*Exercise goal*
Copy each line in which the string "everything" occurs.

*Data*
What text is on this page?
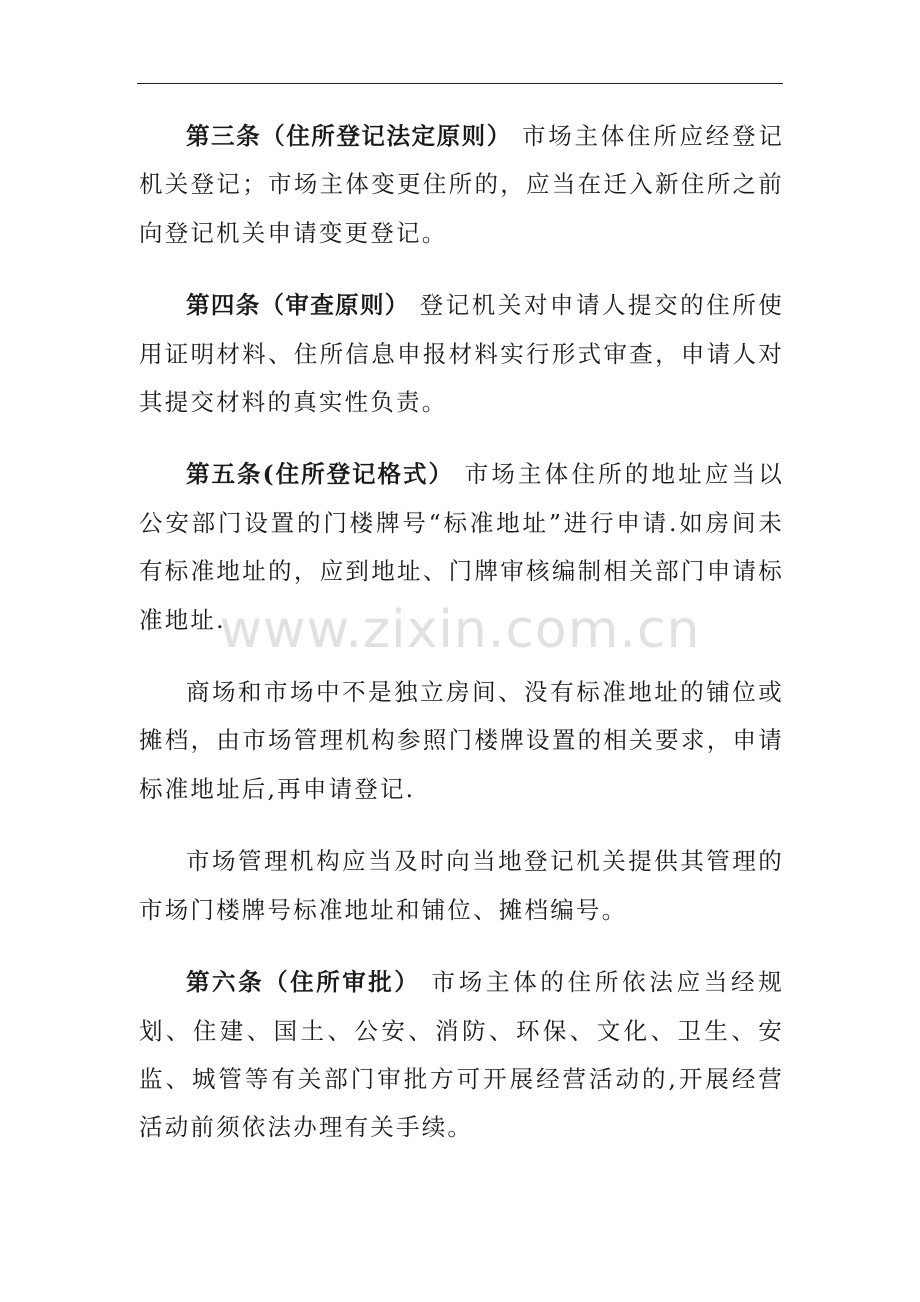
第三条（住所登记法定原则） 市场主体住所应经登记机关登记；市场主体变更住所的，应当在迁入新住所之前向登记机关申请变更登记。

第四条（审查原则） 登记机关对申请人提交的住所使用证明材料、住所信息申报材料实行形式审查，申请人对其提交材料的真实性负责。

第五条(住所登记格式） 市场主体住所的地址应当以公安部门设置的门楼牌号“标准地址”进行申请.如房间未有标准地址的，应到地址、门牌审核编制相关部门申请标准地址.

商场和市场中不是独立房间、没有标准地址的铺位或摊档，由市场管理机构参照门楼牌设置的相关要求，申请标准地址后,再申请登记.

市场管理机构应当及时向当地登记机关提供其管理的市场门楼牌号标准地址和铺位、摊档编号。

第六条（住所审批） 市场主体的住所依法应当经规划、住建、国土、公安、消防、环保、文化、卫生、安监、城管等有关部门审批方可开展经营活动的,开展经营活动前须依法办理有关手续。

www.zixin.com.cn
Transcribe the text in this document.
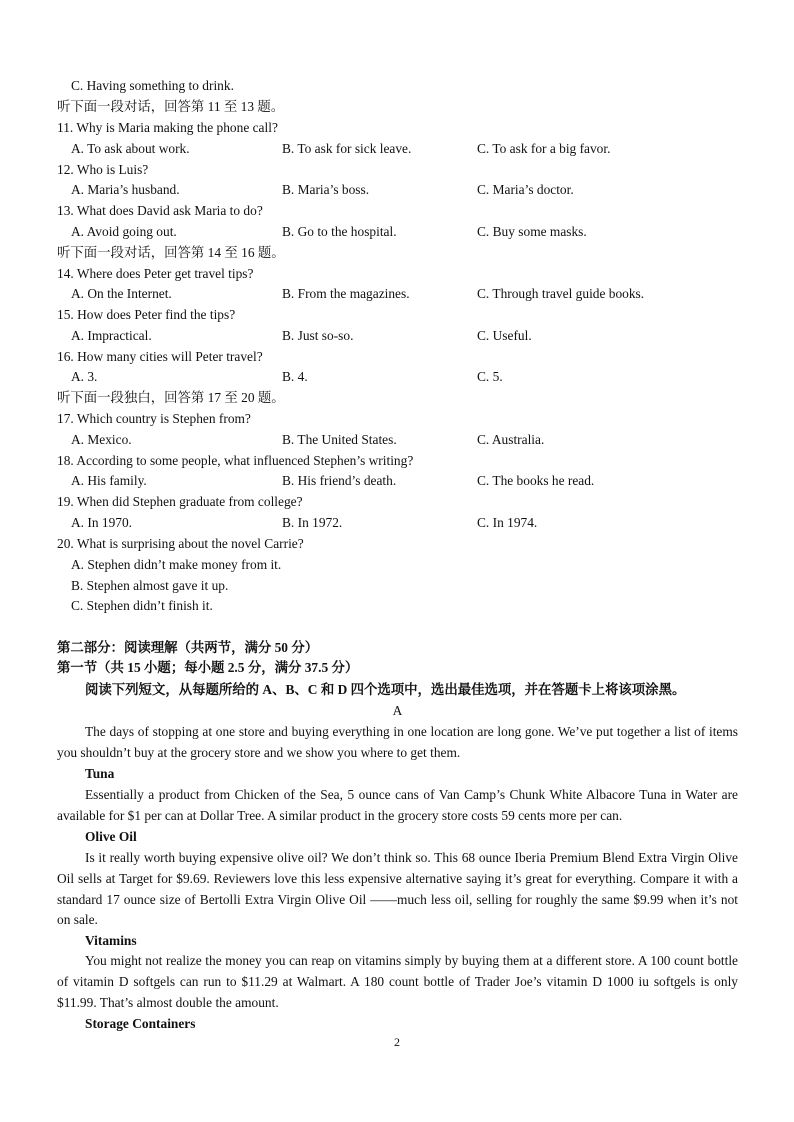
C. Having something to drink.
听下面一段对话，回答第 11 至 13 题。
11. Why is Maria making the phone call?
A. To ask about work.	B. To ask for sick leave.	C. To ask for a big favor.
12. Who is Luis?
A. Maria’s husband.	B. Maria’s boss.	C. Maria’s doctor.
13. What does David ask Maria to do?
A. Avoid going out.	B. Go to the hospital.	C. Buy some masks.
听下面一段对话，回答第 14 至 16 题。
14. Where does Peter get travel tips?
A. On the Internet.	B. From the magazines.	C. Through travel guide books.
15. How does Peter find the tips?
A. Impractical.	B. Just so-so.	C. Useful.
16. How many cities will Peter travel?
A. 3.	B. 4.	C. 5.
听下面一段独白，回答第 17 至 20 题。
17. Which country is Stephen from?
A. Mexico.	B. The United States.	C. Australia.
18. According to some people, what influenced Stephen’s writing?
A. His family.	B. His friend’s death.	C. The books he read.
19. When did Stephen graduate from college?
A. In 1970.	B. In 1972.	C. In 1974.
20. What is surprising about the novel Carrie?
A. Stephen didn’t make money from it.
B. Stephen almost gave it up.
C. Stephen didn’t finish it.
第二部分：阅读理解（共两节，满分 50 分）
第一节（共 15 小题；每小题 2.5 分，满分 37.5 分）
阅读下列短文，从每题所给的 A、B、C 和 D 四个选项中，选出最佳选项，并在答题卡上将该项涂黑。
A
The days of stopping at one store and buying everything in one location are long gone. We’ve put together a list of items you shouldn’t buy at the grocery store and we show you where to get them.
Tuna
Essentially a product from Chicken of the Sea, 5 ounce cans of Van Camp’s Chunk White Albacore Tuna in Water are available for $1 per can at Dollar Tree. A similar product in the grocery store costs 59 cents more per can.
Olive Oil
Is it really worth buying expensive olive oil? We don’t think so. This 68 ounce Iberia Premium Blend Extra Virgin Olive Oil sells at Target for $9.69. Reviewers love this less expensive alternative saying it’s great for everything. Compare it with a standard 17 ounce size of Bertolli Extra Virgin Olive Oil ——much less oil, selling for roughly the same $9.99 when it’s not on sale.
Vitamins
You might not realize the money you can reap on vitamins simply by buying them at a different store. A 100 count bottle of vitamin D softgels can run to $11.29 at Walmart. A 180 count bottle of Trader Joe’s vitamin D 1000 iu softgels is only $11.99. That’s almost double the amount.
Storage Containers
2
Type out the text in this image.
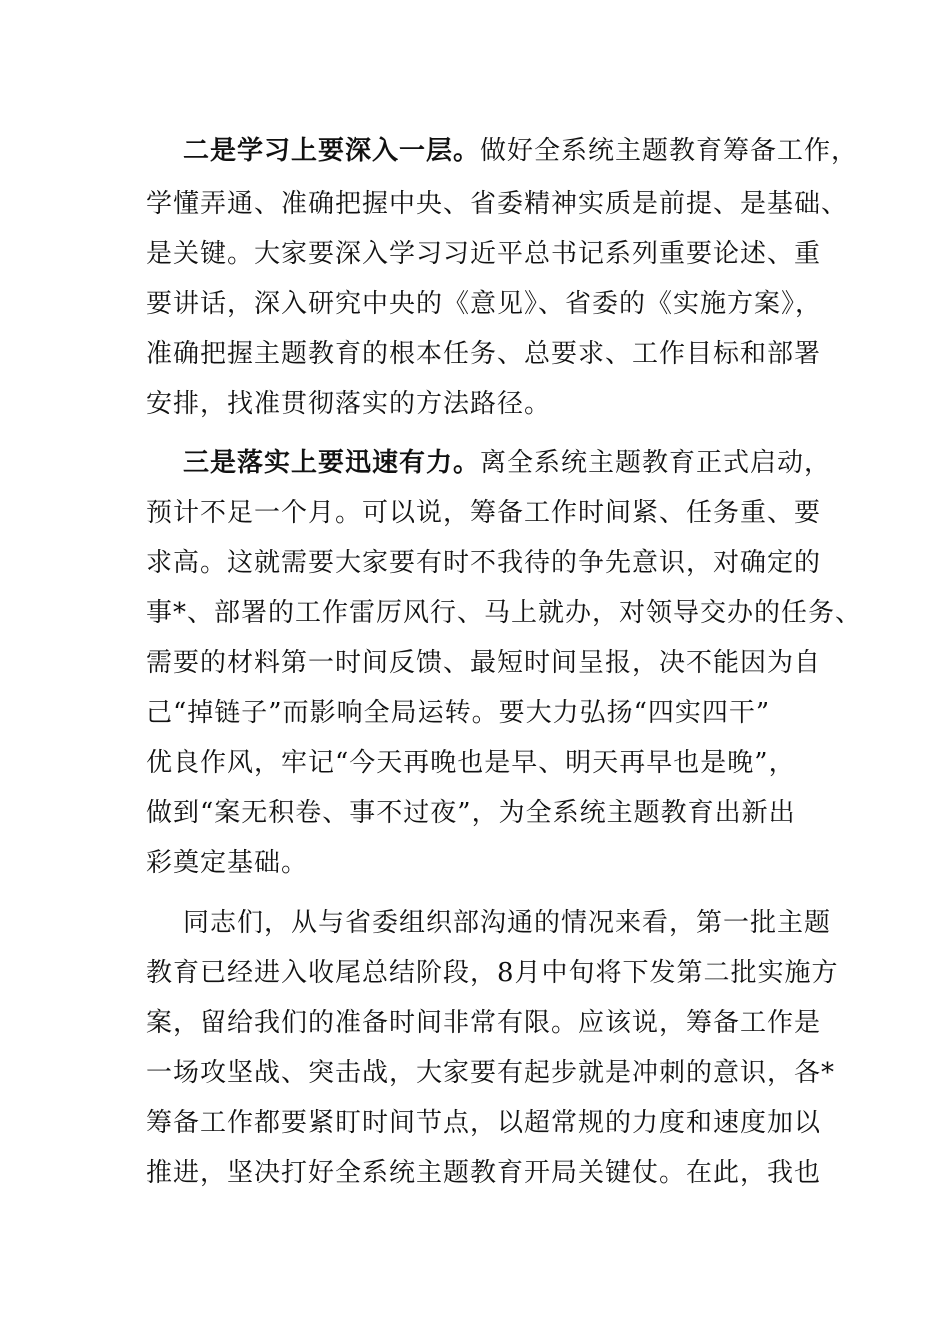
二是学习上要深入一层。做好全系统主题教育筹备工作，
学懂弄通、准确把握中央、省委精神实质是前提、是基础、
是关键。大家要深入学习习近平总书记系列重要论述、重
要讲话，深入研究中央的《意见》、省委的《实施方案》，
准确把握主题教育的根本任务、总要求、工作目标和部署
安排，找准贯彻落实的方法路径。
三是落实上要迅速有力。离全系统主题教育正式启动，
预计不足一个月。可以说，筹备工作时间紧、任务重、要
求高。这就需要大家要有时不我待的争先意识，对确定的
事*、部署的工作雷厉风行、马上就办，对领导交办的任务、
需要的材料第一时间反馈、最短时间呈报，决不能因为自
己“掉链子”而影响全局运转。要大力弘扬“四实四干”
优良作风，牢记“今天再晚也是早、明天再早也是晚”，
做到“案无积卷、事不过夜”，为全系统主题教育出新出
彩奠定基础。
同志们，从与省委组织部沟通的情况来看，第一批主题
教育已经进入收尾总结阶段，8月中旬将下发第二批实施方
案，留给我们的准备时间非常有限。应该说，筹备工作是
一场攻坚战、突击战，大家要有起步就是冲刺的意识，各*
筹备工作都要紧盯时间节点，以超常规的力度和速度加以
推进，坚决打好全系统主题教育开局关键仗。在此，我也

*Answer to this exercise*
The days of stopping at one store and buying everything in one location are long gone. We’ve put together a list of items you shouldn’t buy at the grocery store and we show you where to get them.
Is it really worth buying expensive olive oil? We don’t think so. This 68 ounce Iberia Premium Blend Extra Virgin Olive Oil sells at Target for $9.69. Reviewers love this less expensive alternative saying it’s great for everything. Compare it with a standard 17 ounce size of Bertolli Extra Virgin Olive Oil ——much less oil, selling for roughly the same $9.99 when it’s not on sale.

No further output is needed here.